[START Information provided]

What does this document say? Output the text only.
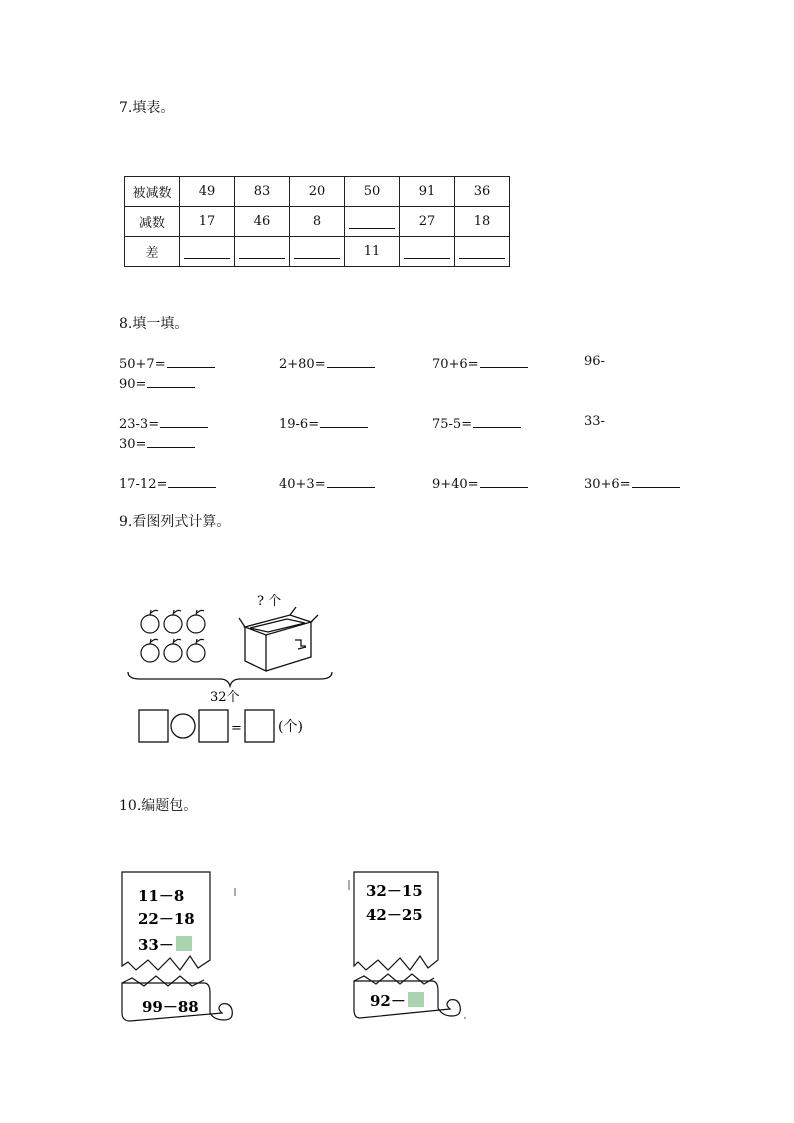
7.填表。
被减数	49	83	20	50	91	36
减数	17	46	8		27	18
差				11		
8.填一填。
50+7=	2+80=	70+6=	96-
90=
23-3=	19-6=	75-5=	33-
30=
17-12=	40+3=	9+40=	30+6=
9.看图列式计算。
? 个
32个
=	(个)
10.编题包。
11－8
22－18
33－
99－88
32－15
42－25
92－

[END Information provided]

What is needed:
Print the entries above exactly, taking out only the pictures.

Finished answer:
What does this document say? Output the text only.
7.填表。
被减数	49	83	20	50	91	36
减数	17	46	8		27	18
差				11		
8.填一填。
50+7=	2+80=	70+6=	96-
90=
23-3=	19-6=	75-5=	33-
30=
17-12=	40+3=	9+40=	30+6=
9.看图列式计算。
? 个
32个
=	(个)
10.编题包。
11－8
22－18
33－
99－88
32－15
42－25
92－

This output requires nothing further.